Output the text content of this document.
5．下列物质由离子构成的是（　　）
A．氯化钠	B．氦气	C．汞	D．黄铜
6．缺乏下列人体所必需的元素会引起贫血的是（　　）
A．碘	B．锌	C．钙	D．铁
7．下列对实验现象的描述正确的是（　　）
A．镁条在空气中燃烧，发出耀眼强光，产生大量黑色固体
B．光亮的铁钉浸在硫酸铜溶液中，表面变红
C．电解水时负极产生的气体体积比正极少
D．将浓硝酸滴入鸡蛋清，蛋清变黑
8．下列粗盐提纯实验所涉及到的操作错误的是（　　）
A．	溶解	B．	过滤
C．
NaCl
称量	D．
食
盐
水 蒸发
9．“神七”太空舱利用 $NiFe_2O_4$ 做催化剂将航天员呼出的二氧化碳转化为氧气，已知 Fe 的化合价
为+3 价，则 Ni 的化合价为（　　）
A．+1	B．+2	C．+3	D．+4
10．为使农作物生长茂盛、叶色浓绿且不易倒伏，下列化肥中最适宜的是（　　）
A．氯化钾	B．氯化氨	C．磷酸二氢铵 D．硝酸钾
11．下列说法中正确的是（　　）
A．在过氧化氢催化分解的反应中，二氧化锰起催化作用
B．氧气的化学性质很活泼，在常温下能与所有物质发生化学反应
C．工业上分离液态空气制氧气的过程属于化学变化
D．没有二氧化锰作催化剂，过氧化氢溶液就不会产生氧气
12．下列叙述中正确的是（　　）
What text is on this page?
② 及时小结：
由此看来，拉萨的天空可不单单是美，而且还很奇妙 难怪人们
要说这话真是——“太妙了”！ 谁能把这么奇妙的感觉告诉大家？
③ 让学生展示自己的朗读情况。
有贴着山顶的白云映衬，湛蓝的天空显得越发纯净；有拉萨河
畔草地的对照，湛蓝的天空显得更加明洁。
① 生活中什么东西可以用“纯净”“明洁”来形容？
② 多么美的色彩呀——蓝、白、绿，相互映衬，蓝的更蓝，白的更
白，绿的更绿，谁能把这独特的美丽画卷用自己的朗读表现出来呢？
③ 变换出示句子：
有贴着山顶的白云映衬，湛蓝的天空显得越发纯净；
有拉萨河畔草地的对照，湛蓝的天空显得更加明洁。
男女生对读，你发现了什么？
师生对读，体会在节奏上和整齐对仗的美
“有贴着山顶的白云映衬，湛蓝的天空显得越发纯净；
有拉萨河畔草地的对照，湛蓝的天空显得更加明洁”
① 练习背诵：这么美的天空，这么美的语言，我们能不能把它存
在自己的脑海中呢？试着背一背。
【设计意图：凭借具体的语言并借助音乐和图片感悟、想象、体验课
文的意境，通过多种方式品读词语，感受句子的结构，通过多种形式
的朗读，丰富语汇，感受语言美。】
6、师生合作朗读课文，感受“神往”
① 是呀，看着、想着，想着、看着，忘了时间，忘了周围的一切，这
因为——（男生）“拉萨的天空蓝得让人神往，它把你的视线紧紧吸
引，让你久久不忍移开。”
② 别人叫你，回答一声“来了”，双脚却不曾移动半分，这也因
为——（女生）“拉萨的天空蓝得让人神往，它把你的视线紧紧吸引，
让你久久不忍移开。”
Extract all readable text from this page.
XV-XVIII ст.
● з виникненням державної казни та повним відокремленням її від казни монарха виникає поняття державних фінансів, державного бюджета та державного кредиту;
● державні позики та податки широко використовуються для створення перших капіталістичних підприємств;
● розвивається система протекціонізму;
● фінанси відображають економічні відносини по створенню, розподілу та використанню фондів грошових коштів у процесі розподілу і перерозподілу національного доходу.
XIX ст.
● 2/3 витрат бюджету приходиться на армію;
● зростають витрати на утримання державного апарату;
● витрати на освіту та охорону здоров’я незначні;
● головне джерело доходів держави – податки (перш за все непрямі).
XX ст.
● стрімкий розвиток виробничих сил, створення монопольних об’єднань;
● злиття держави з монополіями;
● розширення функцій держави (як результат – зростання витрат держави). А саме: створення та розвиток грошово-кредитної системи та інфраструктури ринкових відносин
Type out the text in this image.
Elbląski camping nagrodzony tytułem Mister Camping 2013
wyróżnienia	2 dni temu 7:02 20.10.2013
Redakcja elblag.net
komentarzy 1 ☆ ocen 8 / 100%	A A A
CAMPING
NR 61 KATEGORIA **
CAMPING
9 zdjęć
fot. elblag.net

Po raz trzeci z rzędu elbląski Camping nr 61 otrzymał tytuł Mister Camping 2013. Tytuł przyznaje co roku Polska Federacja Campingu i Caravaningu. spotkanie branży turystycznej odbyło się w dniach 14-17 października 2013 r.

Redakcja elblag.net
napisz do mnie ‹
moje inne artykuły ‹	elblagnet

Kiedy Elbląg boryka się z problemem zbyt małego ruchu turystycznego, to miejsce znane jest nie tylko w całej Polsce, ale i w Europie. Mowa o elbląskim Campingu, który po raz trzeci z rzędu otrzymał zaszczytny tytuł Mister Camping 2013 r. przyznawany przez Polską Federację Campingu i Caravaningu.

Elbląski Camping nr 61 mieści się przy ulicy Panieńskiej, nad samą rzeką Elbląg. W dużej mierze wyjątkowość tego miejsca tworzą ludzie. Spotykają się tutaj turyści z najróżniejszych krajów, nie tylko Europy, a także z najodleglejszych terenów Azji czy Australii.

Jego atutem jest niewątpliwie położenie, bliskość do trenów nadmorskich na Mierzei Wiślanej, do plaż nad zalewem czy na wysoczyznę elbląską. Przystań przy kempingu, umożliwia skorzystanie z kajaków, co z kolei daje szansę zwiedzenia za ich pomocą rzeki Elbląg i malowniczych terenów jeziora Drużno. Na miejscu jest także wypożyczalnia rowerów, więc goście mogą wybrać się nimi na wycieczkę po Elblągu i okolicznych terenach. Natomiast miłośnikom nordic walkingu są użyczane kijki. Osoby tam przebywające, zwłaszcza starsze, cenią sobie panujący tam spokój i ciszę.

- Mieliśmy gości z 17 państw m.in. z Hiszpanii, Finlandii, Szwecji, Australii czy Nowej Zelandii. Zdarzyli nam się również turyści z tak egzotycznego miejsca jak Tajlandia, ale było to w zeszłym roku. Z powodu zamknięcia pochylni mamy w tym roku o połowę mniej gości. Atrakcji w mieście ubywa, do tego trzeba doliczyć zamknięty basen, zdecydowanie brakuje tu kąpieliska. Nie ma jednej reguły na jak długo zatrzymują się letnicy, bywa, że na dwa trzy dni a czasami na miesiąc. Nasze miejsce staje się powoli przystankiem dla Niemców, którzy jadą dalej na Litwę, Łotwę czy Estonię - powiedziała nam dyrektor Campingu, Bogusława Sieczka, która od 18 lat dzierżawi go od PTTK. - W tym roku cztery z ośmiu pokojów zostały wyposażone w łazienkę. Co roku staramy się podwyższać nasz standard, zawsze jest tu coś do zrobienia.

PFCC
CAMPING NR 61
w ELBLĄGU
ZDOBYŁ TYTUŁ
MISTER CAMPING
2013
——————————
**YOUR INSTRUCTIONS**
Reproduce each record shown above without altering a single word.

**TASK ANSWER**
Output the text content of this document.
5．下列物质由离子构成的是（　　）
A．氯化钠	B．氦气	C．汞	D．黄铜
6．缺乏下列人体所必需的元素会引起贫血的是（　　）
A．碘	B．锌	C．钙	D．铁
7．下列对实验现象的描述正确的是（　　）
A．镁条在空气中燃烧，发出耀眼强光，产生大量黑色固体
B．光亮的铁钉浸在硫酸铜溶液中，表面变红
C．电解水时负极产生的气体体积比正极少
D．将浓硝酸滴入鸡蛋清，蛋清变黑
8．下列粗盐提纯实验所涉及到的操作错误的是（　　）
A．	溶解	B．	过滤
C．
NaCl
称量	D．
食
盐
水 蒸发
9．“神七”太空舱利用 $NiFe_2O_4$ 做催化剂将航天员呼出的二氧化碳转化为氧气，已知 Fe 的化合价
为+3 价，则 Ni 的化合价为（　　）
A．+1	B．+2	C．+3	D．+4
10．为使农作物生长茂盛、叶色浓绿且不易倒伏，下列化肥中最适宜的是（　　）
A．氯化钾	B．氯化氨	C．磷酸二氢铵 D．硝酸钾
11．下列说法中正确的是（　　）
A．在过氧化氢催化分解的反应中，二氧化锰起催化作用
B．氧气的化学性质很活泼，在常温下能与所有物质发生化学反应
C．工业上分离液态空气制氧气的过程属于化学变化
D．没有二氧化锰作催化剂，过氧化氢溶液就不会产生氧气
12．下列叙述中正确的是（　　）
What text is on this page?
② 及时小结：
由此看来，拉萨的天空可不单单是美，而且还很奇妙 难怪人们
要说这话真是——“太妙了”！ 谁能把这么奇妙的感觉告诉大家？
③ 让学生展示自己的朗读情况。
有贴着山顶的白云映衬，湛蓝的天空显得越发纯净；有拉萨河
畔草地的对照，湛蓝的天空显得更加明洁。
① 生活中什么东西可以用“纯净”“明洁”来形容？
② 多么美的色彩呀——蓝、白、绿，相互映衬，蓝的更蓝，白的更
白，绿的更绿，谁能把这独特的美丽画卷用自己的朗读表现出来呢？
③ 变换出示句子：
有贴着山顶的白云映衬，湛蓝的天空显得越发纯净；
有拉萨河畔草地的对照，湛蓝的天空显得更加明洁。
男女生对读，你发现了什么？
师生对读，体会在节奏上和整齐对仗的美
“有贴着山顶的白云映衬，湛蓝的天空显得越发纯净；
有拉萨河畔草地的对照，湛蓝的天空显得更加明洁”
① 练习背诵：这么美的天空，这么美的语言，我们能不能把它存
在自己的脑海中呢？试着背一背。
【设计意图：凭借具体的语言并借助音乐和图片感悟、想象、体验课
文的意境，通过多种方式品读词语，感受句子的结构，通过多种形式
的朗读，丰富语汇，感受语言美。】
6、师生合作朗读课文，感受“神往”
① 是呀，看着、想着，想着、看着，忘了时间，忘了周围的一切，这
因为——（男生）“拉萨的天空蓝得让人神往，它把你的视线紧紧吸
引，让你久久不忍移开。”
② 别人叫你，回答一声“来了”，双脚却不曾移动半分，这也因
为——（女生）“拉萨的天空蓝得让人神往，它把你的视线紧紧吸引，
让你久久不忍移开。”
Extract all readable text from this page.
XV-XVIII ст.
● з виникненням державної казни та повним відокремленням її від казни монарха виникає поняття державних фінансів, державного бюджета та державного кредиту;
● державні позики та податки широко використовуються для створення перших капіталістичних підприємств;
● розвивається система протекціонізму;
● фінанси відображають економічні відносини по створенню, розподілу та використанню фондів грошових коштів у процесі розподілу і перерозподілу національного доходу.
XIX ст.
● 2/3 витрат бюджету приходиться на армію;
● зростають витрати на утримання державного апарату;
● витрати на освіту та охорону здоров’я незначні;
● головне джерело доходів держави – податки (перш за все непрямі).
XX ст.
● стрімкий розвиток виробничих сил, створення монопольних об’єднань;
● злиття держави з монополіями;
● розширення функцій держави (як результат – зростання витрат держави). А саме: створення та розвиток грошово-кредитної системи та інфраструктури ринкових відносин
Type out the text in this image.
Elbląski camping nagrodzony tytułem Mister Camping 2013
wyróżnienia	2 dni temu 7:02 20.10.2013
Redakcja elblag.net
komentarzy 1 ☆ ocen 8 / 100%	A A A
CAMPING
NR 61 KATEGORIA **
CAMPING
9 zdjęć
fot. elblag.net

Po raz trzeci z rzędu elbląski Camping nr 61 otrzymał tytuł Mister Camping 2013. Tytuł przyznaje co roku Polska Federacja Campingu i Caravaningu. spotkanie branży turystycznej odbyło się w dniach 14-17 października 2013 r.

Redakcja elblag.net
napisz do mnie ‹
moje inne artykuły ‹	elblagnet

Kiedy Elbląg boryka się z problemem zbyt małego ruchu turystycznego, to miejsce znane jest nie tylko w całej Polsce, ale i w Europie. Mowa o elbląskim Campingu, który po raz trzeci z rzędu otrzymał zaszczytny tytuł Mister Camping 2013 r. przyznawany przez Polską Federację Campingu i Caravaningu.

Elbląski Camping nr 61 mieści się przy ulicy Panieńskiej, nad samą rzeką Elbląg. W dużej mierze wyjątkowość tego miejsca tworzą ludzie. Spotykają się tutaj turyści z najróżniejszych krajów, nie tylko Europy, a także z najodleglejszych terenów Azji czy Australii.

Jego atutem jest niewątpliwie położenie, bliskość do trenów nadmorskich na Mierzei Wiślanej, do plaż nad zalewem czy na wysoczyznę elbląską. Przystań przy kempingu, umożliwia skorzystanie z kajaków, co z kolei daje szansę zwiedzenia za ich pomocą rzeki Elbląg i malowniczych terenów jeziora Drużno. Na miejscu jest także wypożyczalnia rowerów, więc goście mogą wybrać się nimi na wycieczkę po Elblągu i okolicznych terenach. Natomiast miłośnikom nordic walkingu są użyczane kijki. Osoby tam przebywające, zwłaszcza starsze, cenią sobie panujący tam spokój i ciszę.

- Mieliśmy gości z 17 państw m.in. z Hiszpanii, Finlandii, Szwecji, Australii czy Nowej Zelandii. Zdarzyli nam się również turyści z tak egzotycznego miejsca jak Tajlandia, ale było to w zeszłym roku. Z powodu zamknięcia pochylni mamy w tym roku o połowę mniej gości. Atrakcji w mieście ubywa, do tego trzeba doliczyć zamknięty basen, zdecydowanie brakuje tu kąpieliska. Nie ma jednej reguły na jak długo zatrzymują się letnicy, bywa, że na dwa trzy dni a czasami na miesiąc. Nasze miejsce staje się powoli przystankiem dla Niemców, którzy jadą dalej na Litwę, Łotwę czy Estonię - powiedziała nam dyrektor Campingu, Bogusława Sieczka, która od 18 lat dzierżawi go od PTTK. - W tym roku cztery z ośmiu pokojów zostały wyposażone w łazienkę. Co roku staramy się podwyższać nasz standard, zawsze jest tu coś do zrobienia.

PFCC
CAMPING NR 61
w ELBLĄGU
ZDOBYŁ TYTUŁ
MISTER CAMPING
2013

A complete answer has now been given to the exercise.